◆ **RECORDS TO PROCESS**:
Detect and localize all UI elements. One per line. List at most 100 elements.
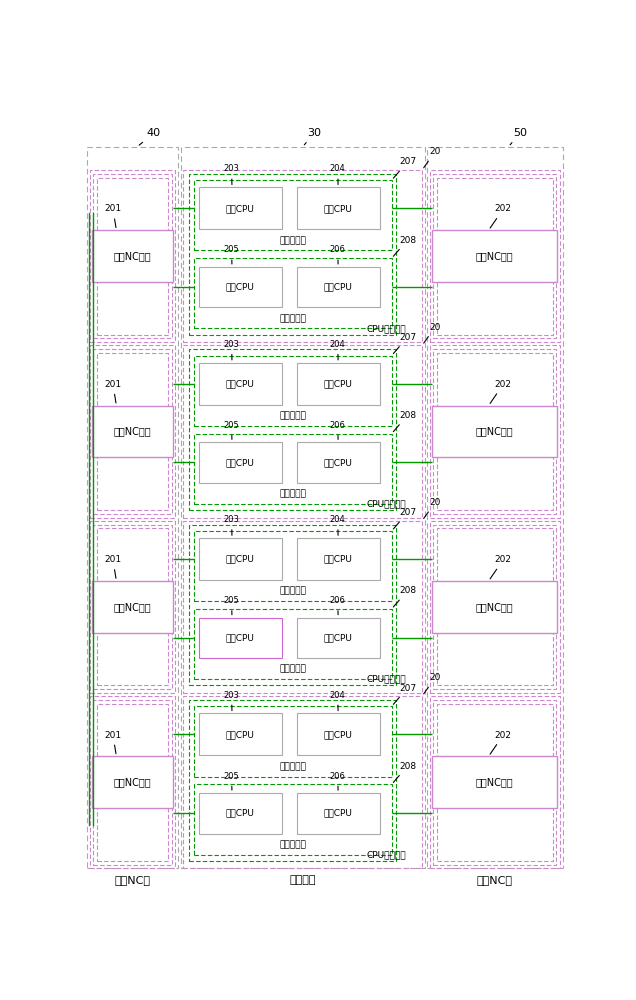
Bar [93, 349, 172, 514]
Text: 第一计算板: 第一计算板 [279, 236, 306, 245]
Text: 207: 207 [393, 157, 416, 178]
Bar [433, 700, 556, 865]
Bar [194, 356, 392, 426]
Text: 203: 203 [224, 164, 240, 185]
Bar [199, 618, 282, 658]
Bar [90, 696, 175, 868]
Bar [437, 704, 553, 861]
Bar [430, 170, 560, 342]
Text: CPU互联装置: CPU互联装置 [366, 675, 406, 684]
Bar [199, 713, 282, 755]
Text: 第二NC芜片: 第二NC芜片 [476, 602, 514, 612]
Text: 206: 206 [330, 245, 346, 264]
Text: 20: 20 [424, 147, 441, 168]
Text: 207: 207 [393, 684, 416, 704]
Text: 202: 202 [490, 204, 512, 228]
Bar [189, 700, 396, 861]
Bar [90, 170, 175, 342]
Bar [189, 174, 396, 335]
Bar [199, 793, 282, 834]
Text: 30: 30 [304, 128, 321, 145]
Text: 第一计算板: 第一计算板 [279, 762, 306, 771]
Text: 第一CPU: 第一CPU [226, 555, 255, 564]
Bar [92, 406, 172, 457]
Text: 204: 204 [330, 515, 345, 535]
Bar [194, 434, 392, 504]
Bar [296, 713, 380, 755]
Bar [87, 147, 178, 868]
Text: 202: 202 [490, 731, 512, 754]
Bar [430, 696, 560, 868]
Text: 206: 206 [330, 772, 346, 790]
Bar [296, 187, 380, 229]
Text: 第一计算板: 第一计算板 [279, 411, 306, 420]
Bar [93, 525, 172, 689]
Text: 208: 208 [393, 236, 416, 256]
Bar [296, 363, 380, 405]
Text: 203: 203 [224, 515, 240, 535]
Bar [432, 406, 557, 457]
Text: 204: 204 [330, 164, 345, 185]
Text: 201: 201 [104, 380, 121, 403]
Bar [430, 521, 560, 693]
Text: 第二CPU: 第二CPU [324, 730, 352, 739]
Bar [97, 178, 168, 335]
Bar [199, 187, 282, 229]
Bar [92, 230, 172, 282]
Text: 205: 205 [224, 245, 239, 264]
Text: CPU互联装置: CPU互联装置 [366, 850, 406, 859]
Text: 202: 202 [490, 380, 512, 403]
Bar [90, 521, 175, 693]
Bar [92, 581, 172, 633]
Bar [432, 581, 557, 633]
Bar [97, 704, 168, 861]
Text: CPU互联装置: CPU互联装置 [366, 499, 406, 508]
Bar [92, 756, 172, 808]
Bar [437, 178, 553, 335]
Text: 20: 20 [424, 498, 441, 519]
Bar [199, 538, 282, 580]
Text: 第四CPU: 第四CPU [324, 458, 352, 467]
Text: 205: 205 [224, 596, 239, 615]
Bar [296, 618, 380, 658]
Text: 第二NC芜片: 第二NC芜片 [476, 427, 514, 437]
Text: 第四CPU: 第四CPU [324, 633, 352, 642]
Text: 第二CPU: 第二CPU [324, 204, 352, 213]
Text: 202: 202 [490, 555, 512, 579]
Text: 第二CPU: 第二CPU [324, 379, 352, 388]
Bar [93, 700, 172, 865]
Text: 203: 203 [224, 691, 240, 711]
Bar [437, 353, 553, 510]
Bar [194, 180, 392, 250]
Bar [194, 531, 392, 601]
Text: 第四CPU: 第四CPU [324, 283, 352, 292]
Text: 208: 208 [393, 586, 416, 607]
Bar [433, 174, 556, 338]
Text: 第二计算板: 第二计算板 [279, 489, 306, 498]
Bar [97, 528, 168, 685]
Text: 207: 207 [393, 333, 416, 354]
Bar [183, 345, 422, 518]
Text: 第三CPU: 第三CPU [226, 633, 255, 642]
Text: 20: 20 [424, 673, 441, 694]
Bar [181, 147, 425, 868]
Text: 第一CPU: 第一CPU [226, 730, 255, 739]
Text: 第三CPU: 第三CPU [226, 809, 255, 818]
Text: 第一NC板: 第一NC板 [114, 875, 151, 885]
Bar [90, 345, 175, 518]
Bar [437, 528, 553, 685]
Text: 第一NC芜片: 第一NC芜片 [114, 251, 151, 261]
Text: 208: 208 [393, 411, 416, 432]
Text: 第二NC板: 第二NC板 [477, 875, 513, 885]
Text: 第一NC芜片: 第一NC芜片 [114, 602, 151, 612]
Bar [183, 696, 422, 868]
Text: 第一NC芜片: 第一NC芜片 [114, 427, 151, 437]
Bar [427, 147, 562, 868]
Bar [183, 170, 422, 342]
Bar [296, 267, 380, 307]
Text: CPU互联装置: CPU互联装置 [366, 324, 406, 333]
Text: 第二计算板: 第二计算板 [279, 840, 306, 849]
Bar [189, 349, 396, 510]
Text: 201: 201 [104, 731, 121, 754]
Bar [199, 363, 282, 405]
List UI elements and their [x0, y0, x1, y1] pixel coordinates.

◆ **DIRECTIVE**:
Please copy all of the material above line for line, changing nothing and leaving out the pictures.

◆ **EXPECTED ANSWER**:
Detect and localize all UI elements. One per line. List at most 100 elements.
Bar [93, 349, 172, 514]
Text: 第一计算板: 第一计算板 [279, 236, 306, 245]
Text: 207: 207 [393, 157, 416, 178]
Bar [433, 700, 556, 865]
Bar [194, 356, 392, 426]
Text: 203: 203 [224, 164, 240, 185]
Bar [199, 618, 282, 658]
Bar [90, 696, 175, 868]
Bar [437, 704, 553, 861]
Bar [430, 170, 560, 342]
Text: CPU互联装置: CPU互联装置 [366, 675, 406, 684]
Bar [199, 713, 282, 755]
Text: 第二NC芜片: 第二NC芜片 [476, 602, 514, 612]
Text: 206: 206 [330, 245, 346, 264]
Text: 20: 20 [424, 147, 441, 168]
Text: 207: 207 [393, 684, 416, 704]
Text: 202: 202 [490, 204, 512, 228]
Bar [189, 700, 396, 861]
Bar [90, 170, 175, 342]
Bar [189, 174, 396, 335]
Bar [199, 793, 282, 834]
Text: 30: 30 [304, 128, 321, 145]
Text: 第一计算板: 第一计算板 [279, 762, 306, 771]
Text: 第一CPU: 第一CPU [226, 555, 255, 564]
Bar [92, 406, 172, 457]
Text: 204: 204 [330, 515, 345, 535]
Bar [194, 434, 392, 504]
Bar [296, 713, 380, 755]
Bar [87, 147, 178, 868]
Text: 202: 202 [490, 731, 512, 754]
Bar [430, 696, 560, 868]
Text: 206: 206 [330, 772, 346, 790]
Bar [296, 187, 380, 229]
Text: 第一计算板: 第一计算板 [279, 411, 306, 420]
Bar [93, 525, 172, 689]
Text: 208: 208 [393, 236, 416, 256]
Bar [296, 363, 380, 405]
Text: 203: 203 [224, 515, 240, 535]
Bar [432, 406, 557, 457]
Text: 204: 204 [330, 164, 345, 185]
Text: 201: 201 [104, 380, 121, 403]
Bar [430, 521, 560, 693]
Text: 第二CPU: 第二CPU [324, 730, 352, 739]
Bar [97, 178, 168, 335]
Bar [199, 187, 282, 229]
Bar [92, 230, 172, 282]
Text: 205: 205 [224, 245, 239, 264]
Text: CPU互联装置: CPU互联装置 [366, 850, 406, 859]
Text: 202: 202 [490, 380, 512, 403]
Bar [90, 521, 175, 693]
Bar [92, 581, 172, 633]
Bar [432, 581, 557, 633]
Bar [97, 704, 168, 861]
Text: CPU互联装置: CPU互联装置 [366, 499, 406, 508]
Bar [92, 756, 172, 808]
Bar [437, 178, 553, 335]
Text: 20: 20 [424, 498, 441, 519]
Bar [199, 538, 282, 580]
Text: 第四CPU: 第四CPU [324, 458, 352, 467]
Text: 205: 205 [224, 596, 239, 615]
Bar [296, 618, 380, 658]
Text: 第二NC芜片: 第二NC芜片 [476, 427, 514, 437]
Text: 第四CPU: 第四CPU [324, 633, 352, 642]
Text: 第二CPU: 第二CPU [324, 204, 352, 213]
Text: 202: 202 [490, 555, 512, 579]
Text: 第二CPU: 第二CPU [324, 379, 352, 388]
Bar [93, 700, 172, 865]
Text: 203: 203 [224, 691, 240, 711]
Bar [437, 353, 553, 510]
Bar [194, 180, 392, 250]
Bar [194, 531, 392, 601]
Text: 第四CPU: 第四CPU [324, 283, 352, 292]
Text: 208: 208 [393, 586, 416, 607]
Bar [433, 174, 556, 338]
Text: 第二计算板: 第二计算板 [279, 489, 306, 498]
Bar [97, 528, 168, 685]
Text: 207: 207 [393, 333, 416, 354]
Bar [183, 345, 422, 518]
Text: 第三CPU: 第三CPU [226, 633, 255, 642]
Text: 20: 20 [424, 673, 441, 694]
Bar [181, 147, 425, 868]
Text: 第一CPU: 第一CPU [226, 730, 255, 739]
Text: 第三CPU: 第三CPU [226, 809, 255, 818]
Text: 第一NC板: 第一NC板 [114, 875, 151, 885]
Bar [90, 345, 175, 518]
Bar [437, 528, 553, 685]
Text: 第一NC芜片: 第一NC芜片 [114, 251, 151, 261]
Text: 208: 208 [393, 411, 416, 432]
Text: 第二NC板: 第二NC板 [477, 875, 513, 885]
Text: 第一NC芜片: 第一NC芜片 [114, 602, 151, 612]
Bar [183, 696, 422, 868]
Text: 第一NC芜片: 第一NC芜片 [114, 427, 151, 437]
Bar [427, 147, 562, 868]
Bar [183, 170, 422, 342]
Bar [296, 267, 380, 307]
Text: CPU互联装置: CPU互联装置 [366, 324, 406, 333]
Text: 第二计算板: 第二计算板 [279, 840, 306, 849]
Bar [189, 349, 396, 510]
Text: 201: 201 [104, 731, 121, 754]
Bar [199, 363, 282, 405]
List UI elements and their [x0, y0, x1, y1] pixel coordinates.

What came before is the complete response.